- _Records for this task_:
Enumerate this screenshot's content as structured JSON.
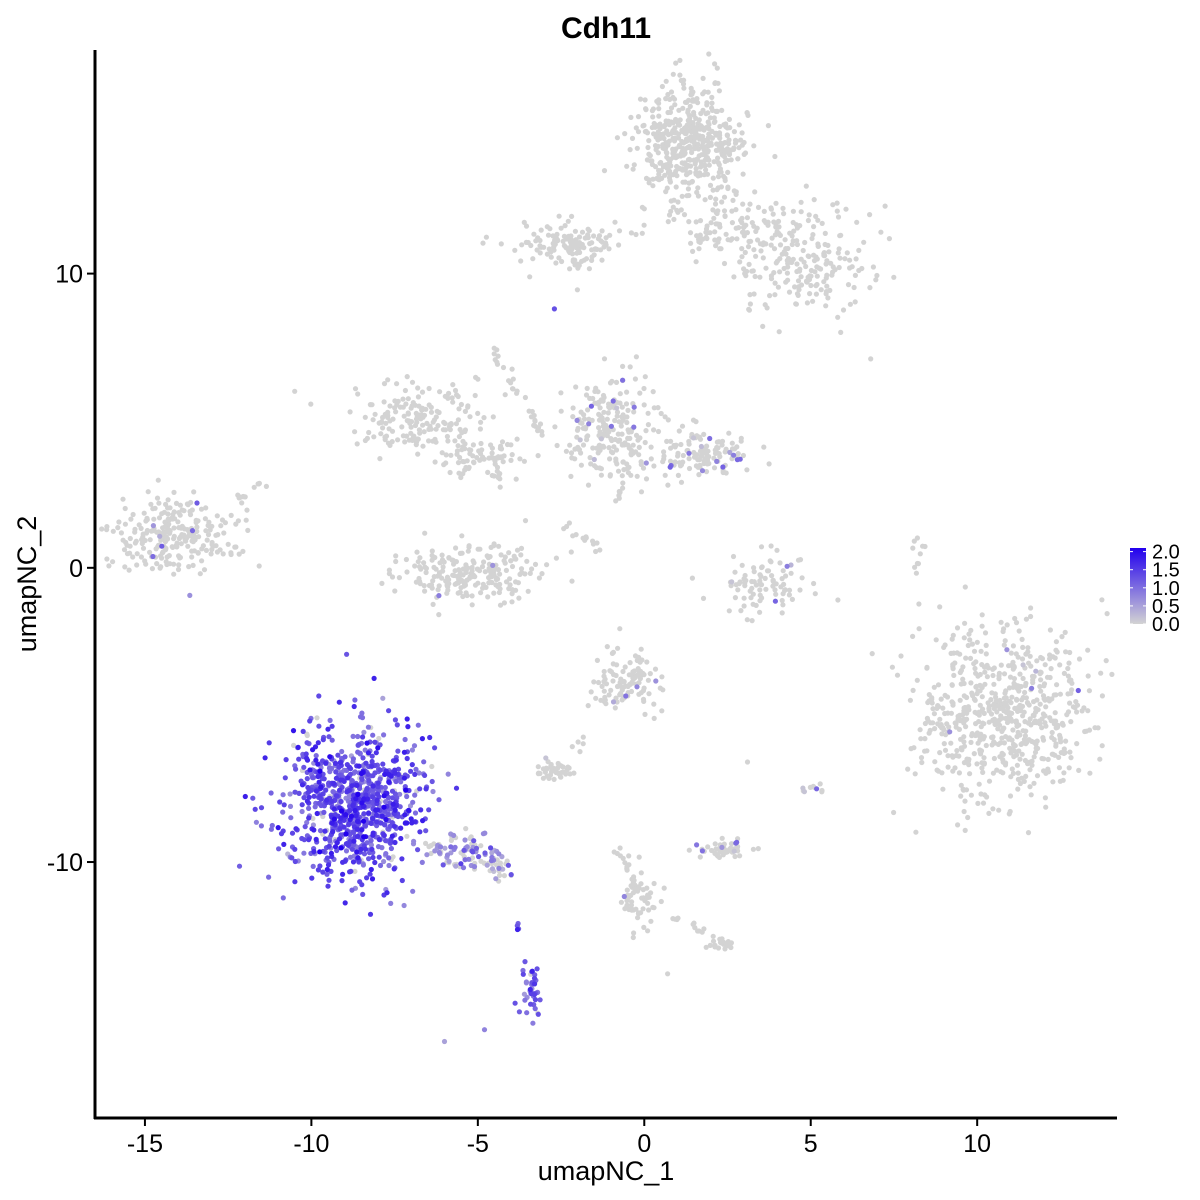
{
  "chart_data": {
    "type": "scatter",
    "title": "Cdh11",
    "xlabel": "umapNC_1",
    "ylabel": "umapNC_2",
    "xlim": [
      -16.5,
      14.2
    ],
    "ylim": [
      -18.7,
      17.6
    ],
    "x_ticks": [
      -15,
      -10,
      -5,
      0,
      5,
      10
    ],
    "x_tick_labels": [
      "-15",
      "-10",
      "-5",
      "0",
      "5",
      "10"
    ],
    "y_ticks": [
      -10,
      0,
      10
    ],
    "y_tick_labels": [
      "-10",
      "0",
      "10"
    ],
    "grid": false,
    "legend_position": "right",
    "colorbar": {
      "low_color": "#d3d3d3",
      "high_color": "#2200ee",
      "min": 0.0,
      "max": 2.1,
      "ticks": [
        2.0,
        1.5,
        1.0,
        0.5,
        0.0
      ],
      "tick_labels": [
        "2.0",
        "1.5",
        "1.0",
        "0.5",
        "0.0"
      ]
    },
    "clusters": [
      {
        "center": [
          -8.7,
          -8.0
        ],
        "spread": [
          1.0,
          1.3
        ],
        "n": 900,
        "expr_mean": 1.3,
        "expr_frac": 0.95
      },
      {
        "center": [
          -5.5,
          -9.6
        ],
        "spread": [
          0.6,
          0.3
        ],
        "n": 80,
        "expr_mean": 0.8,
        "expr_frac": 0.6
      },
      {
        "center": [
          -4.4,
          -10.2
        ],
        "spread": [
          0.3,
          0.2
        ],
        "n": 30,
        "expr_mean": 0.7,
        "expr_frac": 0.5
      },
      {
        "center": [
          -3.4,
          -14.3
        ],
        "spread": [
          0.15,
          0.5
        ],
        "n": 40,
        "expr_mean": 1.1,
        "expr_frac": 0.9
      },
      {
        "center": [
          -3.8,
          -12.3
        ],
        "spread": [
          0.05,
          0.2
        ],
        "n": 4,
        "expr_mean": 1.2,
        "expr_frac": 1.0
      },
      {
        "center": [
          1.4,
          14.4
        ],
        "spread": [
          0.8,
          1.0
        ],
        "n": 500,
        "expr_mean": 0.0,
        "expr_frac": 0.0
      },
      {
        "center": [
          -2.2,
          11.0
        ],
        "spread": [
          0.8,
          0.4
        ],
        "n": 130,
        "expr_mean": 0.0,
        "expr_frac": 0.0
      },
      {
        "center": [
          4.7,
          10.5
        ],
        "spread": [
          1.1,
          0.9
        ],
        "n": 220,
        "expr_mean": 0.0,
        "expr_frac": 0.0
      },
      {
        "center": [
          2.5,
          11.4
        ],
        "spread": [
          0.9,
          0.6
        ],
        "n": 80,
        "expr_mean": 0.0,
        "expr_frac": 0.0
      },
      {
        "center": [
          -6.8,
          5.1
        ],
        "spread": [
          0.9,
          0.6
        ],
        "n": 170,
        "expr_mean": 0.0,
        "expr_frac": 0.0
      },
      {
        "center": [
          -4.9,
          3.8
        ],
        "spread": [
          0.7,
          0.4
        ],
        "n": 70,
        "expr_mean": 0.0,
        "expr_frac": 0.0
      },
      {
        "center": [
          -1.0,
          4.8
        ],
        "spread": [
          0.7,
          0.9
        ],
        "n": 220,
        "expr_mean": 0.0,
        "expr_frac": 0.02
      },
      {
        "center": [
          1.7,
          3.9
        ],
        "spread": [
          0.8,
          0.4
        ],
        "n": 130,
        "expr_mean": 0.0,
        "expr_frac": 0.03
      },
      {
        "center": [
          -5.2,
          -0.2
        ],
        "spread": [
          1.1,
          0.5
        ],
        "n": 220,
        "expr_mean": 0.0,
        "expr_frac": 0.01
      },
      {
        "center": [
          -14.0,
          1.1
        ],
        "spread": [
          0.9,
          0.6
        ],
        "n": 260,
        "expr_mean": 0.0,
        "expr_frac": 0.01
      },
      {
        "center": [
          3.5,
          -0.5
        ],
        "spread": [
          0.7,
          0.5
        ],
        "n": 90,
        "expr_mean": 0.0,
        "expr_frac": 0.03
      },
      {
        "center": [
          10.7,
          -5.0
        ],
        "spread": [
          1.3,
          1.5
        ],
        "n": 650,
        "expr_mean": 0.0,
        "expr_frac": 0.01
      },
      {
        "center": [
          -0.6,
          -3.9
        ],
        "spread": [
          0.5,
          0.6
        ],
        "n": 110,
        "expr_mean": 0.0,
        "expr_frac": 0.03
      },
      {
        "center": [
          -2.6,
          -6.9
        ],
        "spread": [
          0.3,
          0.15
        ],
        "n": 40,
        "expr_mean": 0.0,
        "expr_frac": 0.03
      },
      {
        "center": [
          2.4,
          -9.6
        ],
        "spread": [
          0.4,
          0.15
        ],
        "n": 50,
        "expr_mean": 0.0,
        "expr_frac": 0.05
      },
      {
        "center": [
          -0.2,
          -11.3
        ],
        "spread": [
          0.3,
          0.5
        ],
        "n": 50,
        "expr_mean": 0.0,
        "expr_frac": 0.03
      },
      {
        "center": [
          2.3,
          -12.8
        ],
        "spread": [
          0.2,
          0.1
        ],
        "n": 20,
        "expr_mean": 0.0,
        "expr_frac": 0.0
      },
      {
        "center": [
          5.0,
          -7.5
        ],
        "spread": [
          0.2,
          0.1
        ],
        "n": 10,
        "expr_mean": 0.0,
        "expr_frac": 0.1
      }
    ],
    "streaks": [
      {
        "from": [
          -4.6,
          7.6
        ],
        "to": [
          -3.0,
          4.4
        ],
        "n": 30,
        "expr_frac": 0.0
      },
      {
        "from": [
          -4.3,
          2.5
        ],
        "to": [
          -4.6,
          4.0
        ],
        "n": 12,
        "expr_frac": 0.0
      },
      {
        "from": [
          -2.4,
          1.5
        ],
        "to": [
          -1.3,
          0.6
        ],
        "n": 14,
        "expr_frac": 0.0
      },
      {
        "from": [
          -0.9,
          2.3
        ],
        "to": [
          -0.4,
          3.6
        ],
        "n": 10,
        "expr_frac": 0.0
      },
      {
        "from": [
          -12.5,
          2.1
        ],
        "to": [
          -11.4,
          2.9
        ],
        "n": 12,
        "expr_frac": 0.0
      },
      {
        "from": [
          8.1,
          -0.3
        ],
        "to": [
          8.3,
          1.0
        ],
        "n": 10,
        "expr_frac": 0.0
      },
      {
        "from": [
          -0.9,
          -9.3
        ],
        "to": [
          -0.1,
          -11.0
        ],
        "n": 20,
        "expr_frac": 0.0
      },
      {
        "from": [
          0.6,
          -11.7
        ],
        "to": [
          2.1,
          -12.6
        ],
        "n": 12,
        "expr_frac": 0.0
      },
      {
        "from": [
          -2.1,
          -6.2
        ],
        "to": [
          -1.8,
          -5.7
        ],
        "n": 5,
        "expr_frac": 0.0
      }
    ],
    "single_points": [
      {
        "x": -2.7,
        "y": 8.8,
        "expr": 1.3
      },
      {
        "x": -10.5,
        "y": 6.0,
        "expr": 0.0
      },
      {
        "x": 6.8,
        "y": 7.1,
        "expr": 0.0
      },
      {
        "x": 5.9,
        "y": 8.0,
        "expr": 0.0
      },
      {
        "x": -6.0,
        "y": -16.1,
        "expr": 0.5
      },
      {
        "x": -4.8,
        "y": -15.7,
        "expr": 0.8
      },
      {
        "x": 0.7,
        "y": -13.8,
        "expr": 0.0
      },
      {
        "x": 3.1,
        "y": -6.6,
        "expr": 0.0
      }
    ]
  }
}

- _What is being asked_: Print the entries above exactly, taking out only the pictures.

- _Full output_:
Enumerate this screenshot's content as structured JSON.
{
  "chart_data": {
    "type": "scatter",
    "title": "Cdh11",
    "xlabel": "umapNC_1",
    "ylabel": "umapNC_2",
    "xlim": [
      -16.5,
      14.2
    ],
    "ylim": [
      -18.7,
      17.6
    ],
    "x_ticks": [
      -15,
      -10,
      -5,
      0,
      5,
      10
    ],
    "x_tick_labels": [
      "-15",
      "-10",
      "-5",
      "0",
      "5",
      "10"
    ],
    "y_ticks": [
      -10,
      0,
      10
    ],
    "y_tick_labels": [
      "-10",
      "0",
      "10"
    ],
    "grid": false,
    "legend_position": "right",
    "colorbar": {
      "low_color": "#d3d3d3",
      "high_color": "#2200ee",
      "min": 0.0,
      "max": 2.1,
      "ticks": [
        2.0,
        1.5,
        1.0,
        0.5,
        0.0
      ],
      "tick_labels": [
        "2.0",
        "1.5",
        "1.0",
        "0.5",
        "0.0"
      ]
    },
    "clusters": [
      {
        "center": [
          -8.7,
          -8.0
        ],
        "spread": [
          1.0,
          1.3
        ],
        "n": 900,
        "expr_mean": 1.3,
        "expr_frac": 0.95
      },
      {
        "center": [
          -5.5,
          -9.6
        ],
        "spread": [
          0.6,
          0.3
        ],
        "n": 80,
        "expr_mean": 0.8,
        "expr_frac": 0.6
      },
      {
        "center": [
          -4.4,
          -10.2
        ],
        "spread": [
          0.3,
          0.2
        ],
        "n": 30,
        "expr_mean": 0.7,
        "expr_frac": 0.5
      },
      {
        "center": [
          -3.4,
          -14.3
        ],
        "spread": [
          0.15,
          0.5
        ],
        "n": 40,
        "expr_mean": 1.1,
        "expr_frac": 0.9
      },
      {
        "center": [
          -3.8,
          -12.3
        ],
        "spread": [
          0.05,
          0.2
        ],
        "n": 4,
        "expr_mean": 1.2,
        "expr_frac": 1.0
      },
      {
        "center": [
          1.4,
          14.4
        ],
        "spread": [
          0.8,
          1.0
        ],
        "n": 500,
        "expr_mean": 0.0,
        "expr_frac": 0.0
      },
      {
        "center": [
          -2.2,
          11.0
        ],
        "spread": [
          0.8,
          0.4
        ],
        "n": 130,
        "expr_mean": 0.0,
        "expr_frac": 0.0
      },
      {
        "center": [
          4.7,
          10.5
        ],
        "spread": [
          1.1,
          0.9
        ],
        "n": 220,
        "expr_mean": 0.0,
        "expr_frac": 0.0
      },
      {
        "center": [
          2.5,
          11.4
        ],
        "spread": [
          0.9,
          0.6
        ],
        "n": 80,
        "expr_mean": 0.0,
        "expr_frac": 0.0
      },
      {
        "center": [
          -6.8,
          5.1
        ],
        "spread": [
          0.9,
          0.6
        ],
        "n": 170,
        "expr_mean": 0.0,
        "expr_frac": 0.0
      },
      {
        "center": [
          -4.9,
          3.8
        ],
        "spread": [
          0.7,
          0.4
        ],
        "n": 70,
        "expr_mean": 0.0,
        "expr_frac": 0.0
      },
      {
        "center": [
          -1.0,
          4.8
        ],
        "spread": [
          0.7,
          0.9
        ],
        "n": 220,
        "expr_mean": 0.0,
        "expr_frac": 0.02
      },
      {
        "center": [
          1.7,
          3.9
        ],
        "spread": [
          0.8,
          0.4
        ],
        "n": 130,
        "expr_mean": 0.0,
        "expr_frac": 0.03
      },
      {
        "center": [
          -5.2,
          -0.2
        ],
        "spread": [
          1.1,
          0.5
        ],
        "n": 220,
        "expr_mean": 0.0,
        "expr_frac": 0.01
      },
      {
        "center": [
          -14.0,
          1.1
        ],
        "spread": [
          0.9,
          0.6
        ],
        "n": 260,
        "expr_mean": 0.0,
        "expr_frac": 0.01
      },
      {
        "center": [
          3.5,
          -0.5
        ],
        "spread": [
          0.7,
          0.5
        ],
        "n": 90,
        "expr_mean": 0.0,
        "expr_frac": 0.03
      },
      {
        "center": [
          10.7,
          -5.0
        ],
        "spread": [
          1.3,
          1.5
        ],
        "n": 650,
        "expr_mean": 0.0,
        "expr_frac": 0.01
      },
      {
        "center": [
          -0.6,
          -3.9
        ],
        "spread": [
          0.5,
          0.6
        ],
        "n": 110,
        "expr_mean": 0.0,
        "expr_frac": 0.03
      },
      {
        "center": [
          -2.6,
          -6.9
        ],
        "spread": [
          0.3,
          0.15
        ],
        "n": 40,
        "expr_mean": 0.0,
        "expr_frac": 0.03
      },
      {
        "center": [
          2.4,
          -9.6
        ],
        "spread": [
          0.4,
          0.15
        ],
        "n": 50,
        "expr_mean": 0.0,
        "expr_frac": 0.05
      },
      {
        "center": [
          -0.2,
          -11.3
        ],
        "spread": [
          0.3,
          0.5
        ],
        "n": 50,
        "expr_mean": 0.0,
        "expr_frac": 0.03
      },
      {
        "center": [
          2.3,
          -12.8
        ],
        "spread": [
          0.2,
          0.1
        ],
        "n": 20,
        "expr_mean": 0.0,
        "expr_frac": 0.0
      },
      {
        "center": [
          5.0,
          -7.5
        ],
        "spread": [
          0.2,
          0.1
        ],
        "n": 10,
        "expr_mean": 0.0,
        "expr_frac": 0.1
      }
    ],
    "streaks": [
      {
        "from": [
          -4.6,
          7.6
        ],
        "to": [
          -3.0,
          4.4
        ],
        "n": 30,
        "expr_frac": 0.0
      },
      {
        "from": [
          -4.3,
          2.5
        ],
        "to": [
          -4.6,
          4.0
        ],
        "n": 12,
        "expr_frac": 0.0
      },
      {
        "from": [
          -2.4,
          1.5
        ],
        "to": [
          -1.3,
          0.6
        ],
        "n": 14,
        "expr_frac": 0.0
      },
      {
        "from": [
          -0.9,
          2.3
        ],
        "to": [
          -0.4,
          3.6
        ],
        "n": 10,
        "expr_frac": 0.0
      },
      {
        "from": [
          -12.5,
          2.1
        ],
        "to": [
          -11.4,
          2.9
        ],
        "n": 12,
        "expr_frac": 0.0
      },
      {
        "from": [
          8.1,
          -0.3
        ],
        "to": [
          8.3,
          1.0
        ],
        "n": 10,
        "expr_frac": 0.0
      },
      {
        "from": [
          -0.9,
          -9.3
        ],
        "to": [
          -0.1,
          -11.0
        ],
        "n": 20,
        "expr_frac": 0.0
      },
      {
        "from": [
          0.6,
          -11.7
        ],
        "to": [
          2.1,
          -12.6
        ],
        "n": 12,
        "expr_frac": 0.0
      },
      {
        "from": [
          -2.1,
          -6.2
        ],
        "to": [
          -1.8,
          -5.7
        ],
        "n": 5,
        "expr_frac": 0.0
      }
    ],
    "single_points": [
      {
        "x": -2.7,
        "y": 8.8,
        "expr": 1.3
      },
      {
        "x": -10.5,
        "y": 6.0,
        "expr": 0.0
      },
      {
        "x": 6.8,
        "y": 7.1,
        "expr": 0.0
      },
      {
        "x": 5.9,
        "y": 8.0,
        "expr": 0.0
      },
      {
        "x": -6.0,
        "y": -16.1,
        "expr": 0.5
      },
      {
        "x": -4.8,
        "y": -15.7,
        "expr": 0.8
      },
      {
        "x": 0.7,
        "y": -13.8,
        "expr": 0.0
      },
      {
        "x": 3.1,
        "y": -6.6,
        "expr": 0.0
      }
    ]
  }
}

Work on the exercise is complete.